### Exercise goal
In the listing below, locate the line containing "Convert this document image to plain text." and copy it and every line after it through the end, exactly as written, leaving out any pictures.

Dataset entries
(begin)

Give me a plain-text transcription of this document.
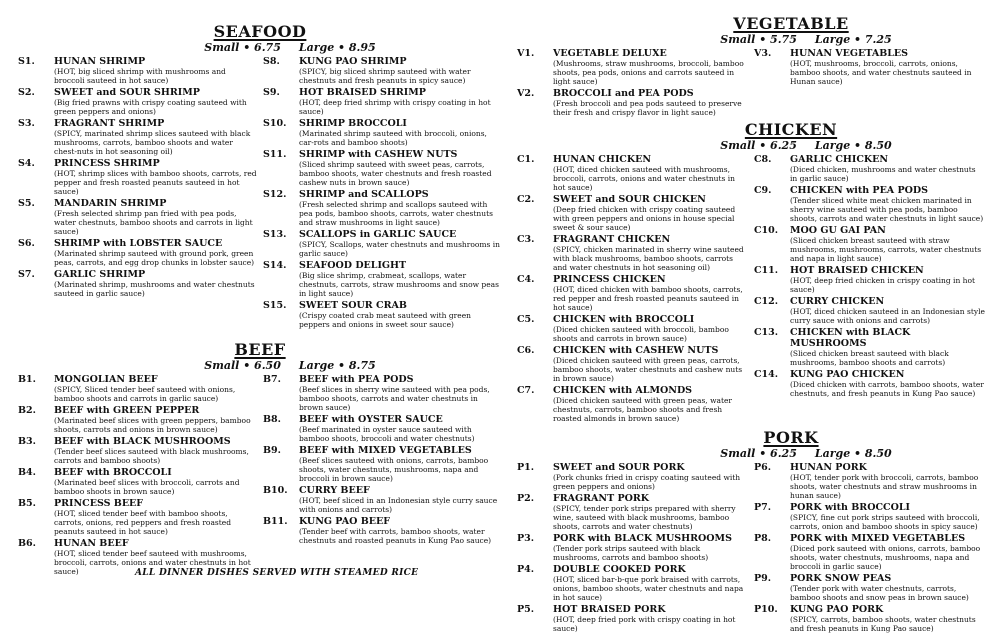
SEAFOOD
Small • 6.75 Large • 8.95
S1.	HUNAN SHRIMP
(HOT, big sliced shrimp with mushrooms and broccoli sauteed in hot sauce)
S2.	SWEET and SOUR SHRIMP
(Big fried prawns with crispy coating sauteed with green peppers and onions)
S3.	FRAGRANT SHRIMP
(SPICY, marinated shrimp slices sauteed with black mushrooms, carrots, bamboo shoots and water chest-nuts in hot seasoning oil)
S4.	PRINCESS SHRIMP
(HOT, shrimp slices with bamboo shoots, carrots, red pepper and fresh roasted peanuts sauteed in hot sauce)
S5.	MANDARIN SHRIMP
(Fresh selected shrimp pan fried with pea pods, water chestnuts, bamboo shoots and carrots in light sauce)
S6.	SHRIMP with LOBSTER SAUCE
(Marinated shrimp sauteed with ground pork, green peas, carrots, and egg drop chunks in lobster sauce)
S7.	GARLIC SHRIMP
(Marinated shrimp, mushrooms and water chestnuts sauteed in garlic sauce)
S8.	KUNG PAO SHRIMP
(SPICY, big sliced shrimp sauteed with water chestnuts and fresh peanuts in spicy sauce)
S9.	HOT BRAISED SHRIMP
(HOT, deep fried shrimp with crispy coating in hot sauce)
S10.	SHRIMP BROCCOLI
(Marinated shrimp sauteed with broccoli, onions, car-rots and bamboo shoots)
S11.	SHRIMP with CASHEW NUTS
(Sliced shrimp sauteed with sweet peas, carrots, bamboo shoots, water chestnuts and fresh roasted cashew nuts in brown sauce)
S12.	SHRIMP and SCALLOPS
(Fresh selected shrimp and scallops sauteed with pea pods, bamboo shoots, carrots, water chestnuts and straw mushrooms in light sauce)
S13.	SCALLOPS in GARLIC SAUCE
(SPICY, Scallops, water chestnuts and mushrooms in garlic sauce)
S14.	SEAFOOD DELIGHT
(Big slice shrimp, crabmeat, scallops, water chestnuts, carrots, straw mushrooms and snow peas in light sauce)
S15.	SWEET SOUR CRAB
(Crispy coated crab meat sauteed with green peppers and onions in sweet sour sauce)
BEEF
Small • 6.50 Large • 8.75
B1.	MONGOLIAN BEEF
(SPICY, Sliced tender beef sauteed with onions, bamboo shoots and carrots in garlic sauce)
B2.	BEEF with GREEN PEPPER
(Marinated beef slices with green peppers, bamboo shoots, carrots and onions in brown sauce)
B3.	BEEF with BLACK MUSHROOMS
(Tender beef slices sauteed with black mushrooms, carrots and bamboo shoots)
B4.	BEEF with BROCCOLI
(Marinated beef slices with broccoli, carrots and bamboo shoots in brown sauce)
B5.	PRINCESS BEEF
(HOT, sliced tender beef with bamboo shoots, carrots, onions, red peppers and fresh roasted peanuts sauteed in hot sauce)
B6.	HUNAN BEEF
(HOT, sliced tender beef sauteed with mushrooms, broccoli, carrots, onions and water chestnuts in hot sauce)
B7.	BEEF with PEA PODS
(Beef slices in sherry wine sauteed with pea pods, bamboo shoots, carrots and water chestnuts in brown sauce)
B8.	BEEF with OYSTER SAUCE
(Beef marinated in oyster sauce sauteed with bamboo shoots, broccoli and water chestnuts)
B9.	BEEF with MIXED VEGETABLES
(Beef slices sauteed with onions, carrots, bamboo shoots, water chestnuts, mushrooms, napa and broccoli in brown sauce)
B10.	CURRY BEEF
(HOT, beef sliced in an Indonesian style curry sauce with onions and carrots)
B11.	KUNG PAO BEEF
(Tender beef with carrots, bamboo shoots, water chestnuts and roasted peanuts in Kung Pao sauce)
ALL DINNER DISHES SERVED WITH STEAMED RICE
VEGETABLE
Small • 5.75 Large • 7.25
V1.	VEGETABLE DELUXE
(Mushrooms, straw mushrooms, broccoli, bamboo shoots, pea pods, onions and carrots sauteed in light sauce)
V2.	BROCCOLI and PEA PODS
(Fresh broccoli and pea pods sauteed to preserve their fresh and crispy flavor in light sauce)
V3.	HUNAN VEGETABLES
(HOT, mushrooms, broccoli, carrots, onions, bamboo shoots, and water chestnuts sauteed in Hunan sauce)
CHICKEN
Small • 6.25 Large • 8.50
C1.	HUNAN CHICKEN
(HOT, diced chicken sauteed with mushrooms, broccoli, carrots, onions and water chestnuts in hot sauce)
C2.	SWEET and SOUR CHICKEN
(Deep fried chicken with crispy coating sauteed with green peppers and onions in house special sweet & sour sauce)
C3.	FRAGRANT CHICKEN
(SPICY, chicken marinated in sherry wine sauteed with black mushrooms, bamboo shoots, carrots and water chestnuts in hot seasoning oil)
C4.	PRINCESS CHICKEN
(HOT, diced chicken with bamboo shoots, carrots, red pepper and fresh roasted peanuts sauteed in hot sauce)
C5.	CHICKEN with BROCCOLI
(Diced chicken sauteed with broccoli, bamboo shoots and carrots in brown sauce)
C6.	CHICKEN with CASHEW NUTS
(Diced chicken sauteed with green peas, carrots, bamboo shoots, water chestnuts and cashew nuts in brown sauce)
C7.	CHICKEN with ALMONDS
(Diced chicken sauteed with green peas, water chestnuts, carrots, bamboo shoots and fresh roasted almonds in brown sauce)
C8.	GARLIC CHICKEN
(Diced chicken, mushrooms and water chestnuts in garlic sauce)
C9.	CHICKEN with PEA PODS
(Tender sliced white meat chicken marinated in sherry wine sauteed with pea pods, bamboo shoots, carrots and water chestnuts in light sauce)
C10.	MOO GU GAI PAN
(Sliced chicken breast sauteed with straw mushrooms, mushrooms, carrots, water chestnuts and napa in light sauce)
C11.	HOT BRAISED CHICKEN
(HOT, deep fried chicken in crispy coating in hot sauce)
C12.	CURRY CHICKEN
(HOT, diced chicken sauteed in an Indonesian style curry sauce with onions and carrots)
C13.	CHICKEN with BLACK MUSHROOMS
(Sliced chicken breast sauteed with black mushrooms, bamboo shoots and carrots)
C14.	KUNG PAO CHICKEN
(Diced chicken with carrots, bamboo shoots, water chestnuts, and fresh peanuts in Kung Pao sauce)
PORK
Small • 6.25 Large • 8.50
P1.	SWEET and SOUR PORK
(Pork chunks fried in crispy coating sauteed with green peppers and onions)
P2.	FRAGRANT PORK
(SPICY, tender pork strips prepared with sherry wine, sauteed with black mushrooms, bamboo shoots, carrots and water chestnuts)
P3.	PORK with BLACK MUSHROOMS
(Tender pork strips sauteed with black mushrooms, carrots and bamboo shoots)
P4.	DOUBLE COOKED PORK
(HOT, sliced bar-b-que pork braised with carrots, onions, bamboo shoots, water chestnuts and napa in hot sauce)
P5.	HOT BRAISED PORK
(HOT, deep fried pork with crispy coating in hot sauce)
P6.	HUNAN PORK
(HOT, tender pork with broccoli, carrots, bamboo shoots, water chestnuts and straw mushrooms in hunan sauce)
P7.	PORK with BROCCOLI
(SPICY, fine cut pork strips sauteed with broccoli, carrots, onion and bamboo shoots in spicy sauce)
P8.	PORK with MIXED VEGETABLES
(Diced pork sauteed with onions, carrots, bamboo shoots, water chestnuts, mushrooms, napa and broccoli in garlic sauce)
P9.	PORK SNOW PEAS
(Tender pork with water chestnuts, carrots, bamboo shoots and snow peas in brown sauce)
P10.	KUNG PAO PORK
(SPICY, carrots, bamboo shoots, water chestnuts and fresh peanuts in Kung Pao sauce)
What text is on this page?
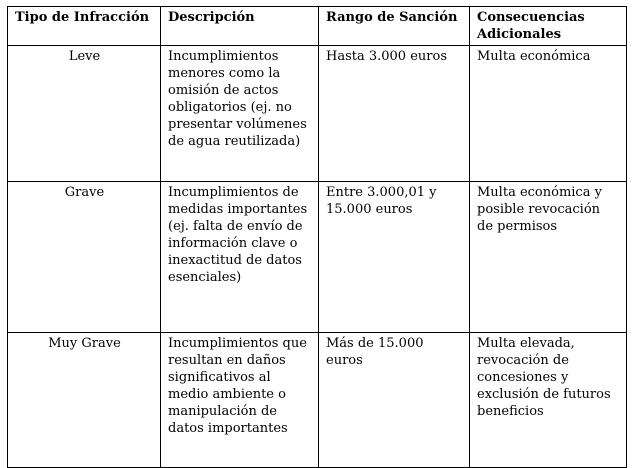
Tipo de Infracción	Descripción	Rango de Sanción	Consecuencias Adicionales
Leve	Incumplimientos menores como la omisión de actos obligatorios (ej. no presentar volúmenes de agua reutilizada)	Hasta 3.000 euros	Multa económica
Grave	Incumplimientos de medidas importantes (ej. falta de envío de información clave o inexactitud de datos esenciales)	Entre 3.000,01 y 15.000 euros	Multa económica y posible revocación de permisos
Muy Grave	Incumplimientos que resultan en daños significativos al medio ambiente o manipulación de datos importantes	Más de 15.000 euros	Multa elevada, revocación de concesiones y exclusión de futuros beneficios
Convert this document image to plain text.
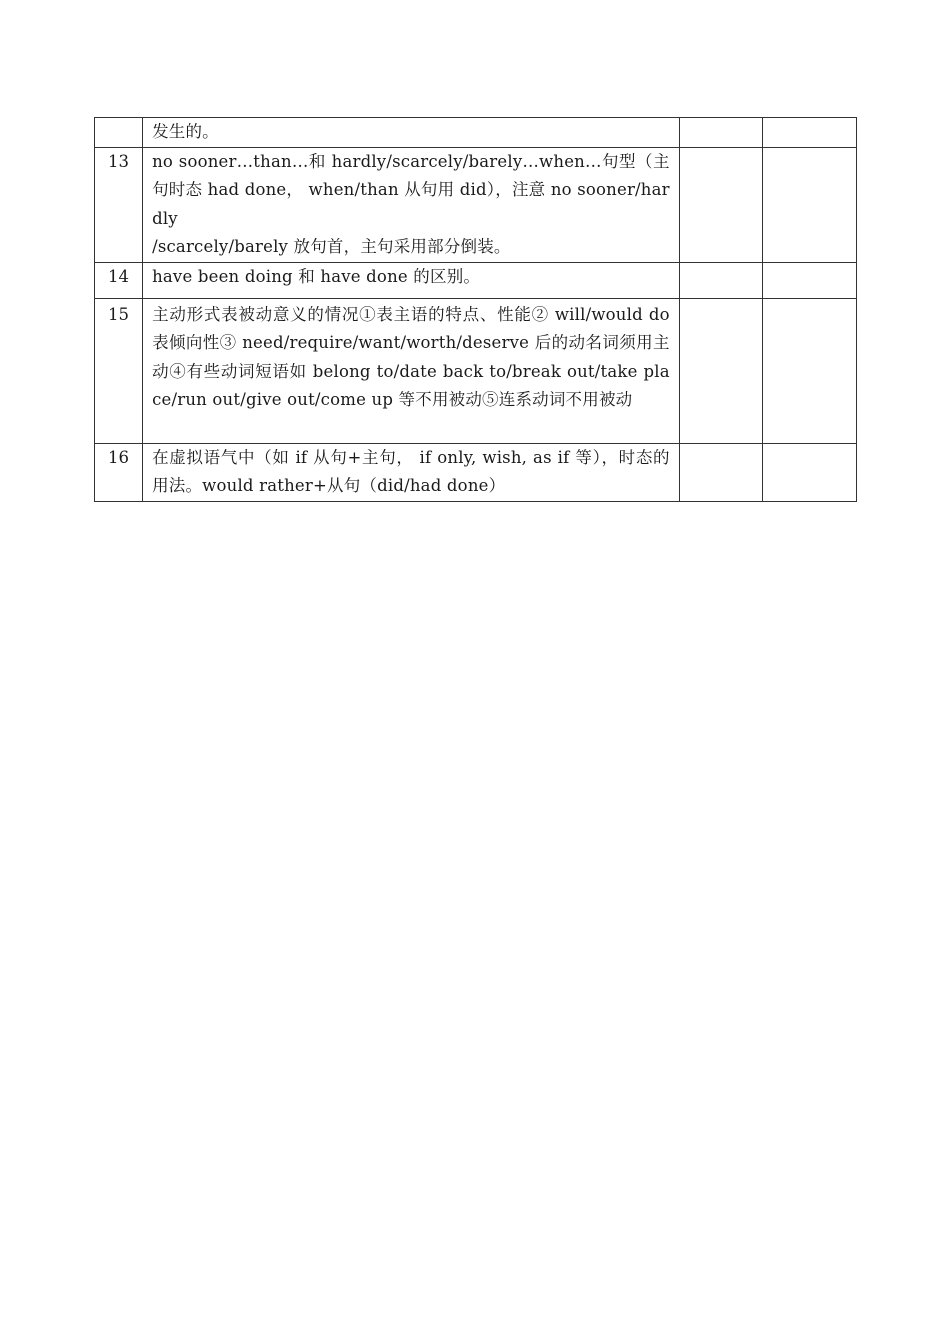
	发生的。		

13	no sooner…than…和 hardly/scarcely/barely…when…句型（主句时态 had done， when/than 从句用 did），注意 no sooner/hardly
/scarcely/barely 放句首，主句采用部分倒装。		

14	have been doing 和 have done 的区别。		

15	主动形式表被动意义的情况①表主语的特点、性能② will/would do 表倾向性③ need/require/want/worth/deserve 后的动名词须用主动④有些动词短语如 belong to/date back to/break out/take place/run out/give out/come up 等不用被动⑤连系动词不用被动		

16	在虚拟语气中（如 if 从句+主句， if only, wish, as if 等），时态的用法。would rather+从句（did/had done）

(end)

### Result of the task
Convert this document image to plain text.
	发生的。		

13	no sooner…than…和 hardly/scarcely/barely…when…句型（主句时态 had done， when/than 从句用 did），注意 no sooner/hardly
/scarcely/barely 放句首，主句采用部分倒装。		

14	have been doing 和 have done 的区别。		

15	主动形式表被动意义的情况①表主语的特点、性能② will/would do 表倾向性③ need/require/want/worth/deserve 后的动名词须用主动④有些动词短语如 belong to/date back to/break out/take place/run out/give out/come up 等不用被动⑤连系动词不用被动		

16	在虚拟语气中（如 if 从句+主句， if only, wish, as if 等），时态的用法。would rather+从句（did/had done）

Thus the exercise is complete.